Records excerpted from a collection:
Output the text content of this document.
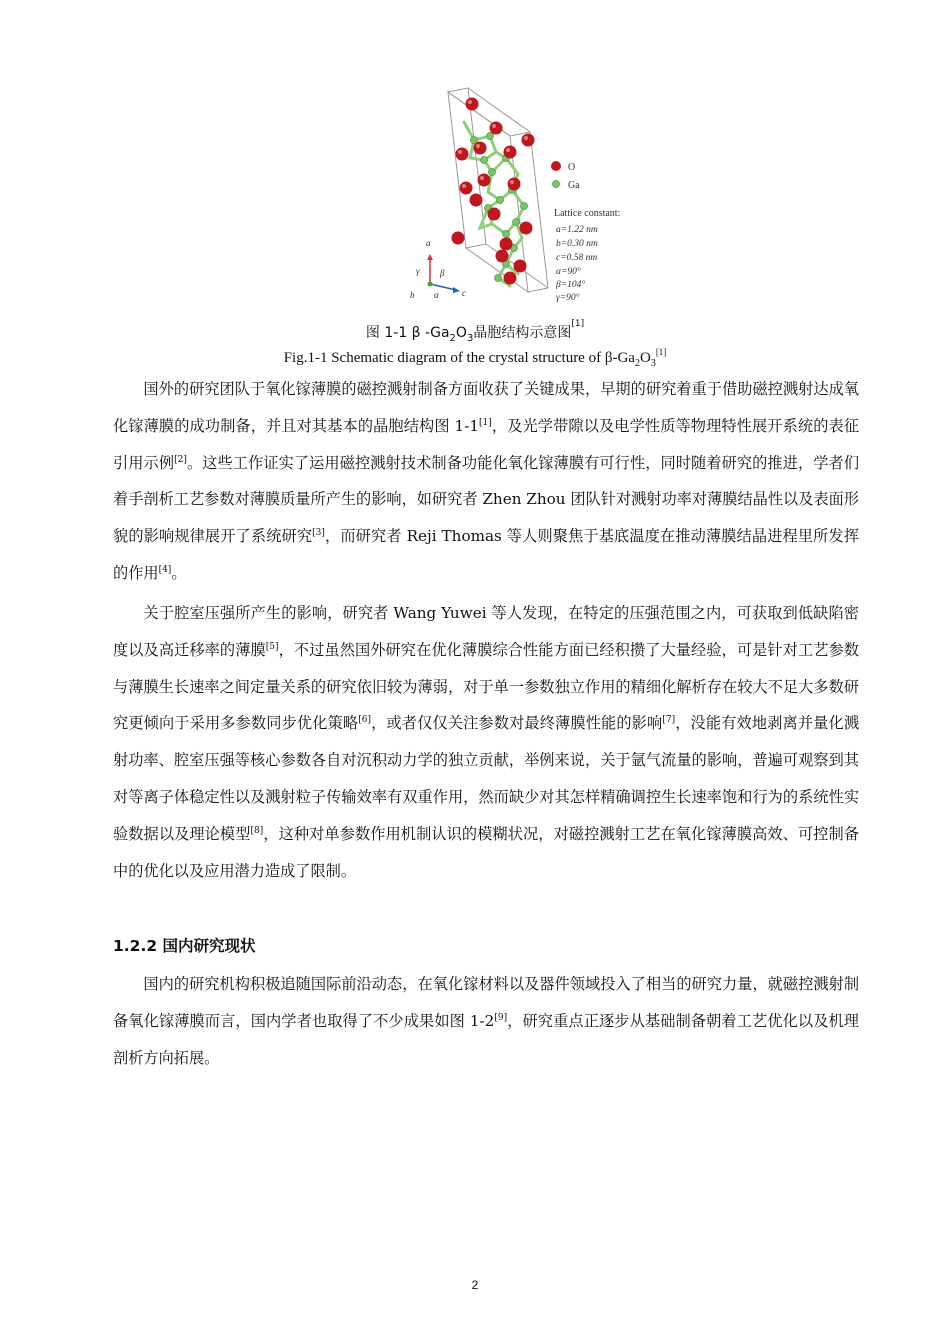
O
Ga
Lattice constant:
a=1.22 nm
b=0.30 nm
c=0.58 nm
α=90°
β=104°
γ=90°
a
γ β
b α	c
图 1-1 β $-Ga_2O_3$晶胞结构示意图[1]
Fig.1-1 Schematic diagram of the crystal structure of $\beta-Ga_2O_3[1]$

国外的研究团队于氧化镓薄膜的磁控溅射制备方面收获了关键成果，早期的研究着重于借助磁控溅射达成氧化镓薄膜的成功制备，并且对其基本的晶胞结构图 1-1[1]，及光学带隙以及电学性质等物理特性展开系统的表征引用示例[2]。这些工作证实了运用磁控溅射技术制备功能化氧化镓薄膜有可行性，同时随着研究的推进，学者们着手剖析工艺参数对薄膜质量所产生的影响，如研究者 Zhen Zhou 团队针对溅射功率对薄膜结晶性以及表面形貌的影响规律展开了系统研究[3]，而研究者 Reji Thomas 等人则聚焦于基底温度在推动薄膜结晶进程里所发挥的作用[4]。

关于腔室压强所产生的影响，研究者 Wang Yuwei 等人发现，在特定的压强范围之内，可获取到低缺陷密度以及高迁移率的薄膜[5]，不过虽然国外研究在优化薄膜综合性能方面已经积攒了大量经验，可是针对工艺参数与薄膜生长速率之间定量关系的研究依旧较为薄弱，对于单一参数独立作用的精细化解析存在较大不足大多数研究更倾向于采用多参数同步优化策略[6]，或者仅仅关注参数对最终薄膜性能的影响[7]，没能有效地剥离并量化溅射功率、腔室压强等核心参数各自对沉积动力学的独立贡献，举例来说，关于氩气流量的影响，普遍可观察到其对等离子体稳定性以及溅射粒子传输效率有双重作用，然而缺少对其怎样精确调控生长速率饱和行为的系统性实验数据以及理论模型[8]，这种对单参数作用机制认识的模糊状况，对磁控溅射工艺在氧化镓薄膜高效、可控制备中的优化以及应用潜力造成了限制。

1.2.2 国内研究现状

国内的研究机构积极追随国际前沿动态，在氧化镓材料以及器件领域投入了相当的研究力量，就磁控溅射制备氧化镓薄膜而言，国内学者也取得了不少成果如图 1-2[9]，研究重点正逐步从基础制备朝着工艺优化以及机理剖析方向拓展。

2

==

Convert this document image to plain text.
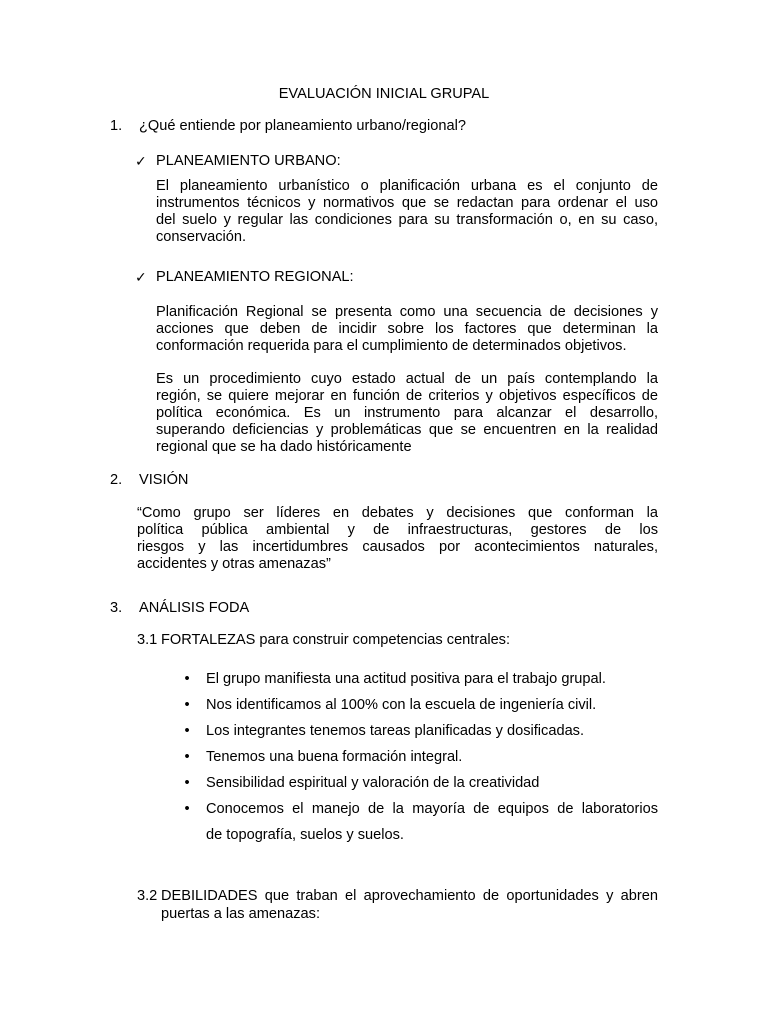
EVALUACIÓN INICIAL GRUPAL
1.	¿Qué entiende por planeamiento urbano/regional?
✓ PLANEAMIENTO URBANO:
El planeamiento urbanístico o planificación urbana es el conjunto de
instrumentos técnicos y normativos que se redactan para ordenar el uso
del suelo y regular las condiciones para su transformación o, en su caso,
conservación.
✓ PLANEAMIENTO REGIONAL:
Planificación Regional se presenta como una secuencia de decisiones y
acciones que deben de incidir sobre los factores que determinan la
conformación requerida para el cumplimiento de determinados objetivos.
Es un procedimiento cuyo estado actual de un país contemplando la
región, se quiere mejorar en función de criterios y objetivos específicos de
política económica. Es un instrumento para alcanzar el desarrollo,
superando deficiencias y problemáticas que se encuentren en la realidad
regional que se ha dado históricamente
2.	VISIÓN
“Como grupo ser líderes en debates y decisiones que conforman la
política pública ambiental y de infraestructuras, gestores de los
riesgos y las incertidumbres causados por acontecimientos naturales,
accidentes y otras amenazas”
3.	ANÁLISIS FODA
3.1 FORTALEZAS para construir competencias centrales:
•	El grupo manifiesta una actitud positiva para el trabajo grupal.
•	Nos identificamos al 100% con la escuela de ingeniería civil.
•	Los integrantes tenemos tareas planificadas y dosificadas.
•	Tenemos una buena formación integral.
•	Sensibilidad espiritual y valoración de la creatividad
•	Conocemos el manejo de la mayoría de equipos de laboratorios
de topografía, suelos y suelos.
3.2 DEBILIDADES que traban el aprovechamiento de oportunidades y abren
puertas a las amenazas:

--

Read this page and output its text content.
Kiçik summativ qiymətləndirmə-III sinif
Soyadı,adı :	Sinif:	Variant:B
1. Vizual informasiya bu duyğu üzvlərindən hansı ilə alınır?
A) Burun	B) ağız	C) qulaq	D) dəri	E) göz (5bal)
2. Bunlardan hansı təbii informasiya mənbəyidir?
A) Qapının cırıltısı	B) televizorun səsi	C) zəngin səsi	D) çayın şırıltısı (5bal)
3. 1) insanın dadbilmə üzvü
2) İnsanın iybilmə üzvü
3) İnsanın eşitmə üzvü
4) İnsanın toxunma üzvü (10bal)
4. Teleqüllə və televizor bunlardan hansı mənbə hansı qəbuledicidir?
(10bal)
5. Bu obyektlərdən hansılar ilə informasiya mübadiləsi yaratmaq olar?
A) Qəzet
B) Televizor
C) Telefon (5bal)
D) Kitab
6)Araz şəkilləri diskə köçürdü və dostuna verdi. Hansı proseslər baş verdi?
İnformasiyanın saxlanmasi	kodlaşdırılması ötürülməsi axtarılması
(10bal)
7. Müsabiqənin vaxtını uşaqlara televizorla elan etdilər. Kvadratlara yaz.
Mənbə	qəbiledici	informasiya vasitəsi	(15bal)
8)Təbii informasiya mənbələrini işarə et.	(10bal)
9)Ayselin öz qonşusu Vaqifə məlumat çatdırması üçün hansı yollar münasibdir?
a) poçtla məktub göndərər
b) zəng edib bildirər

TASK INSTRUCTIONS: Show, from the listing above, each line that contains the word "content".

FULL RESPONSE:
Output the text content of this document.
Read this page and output its text content.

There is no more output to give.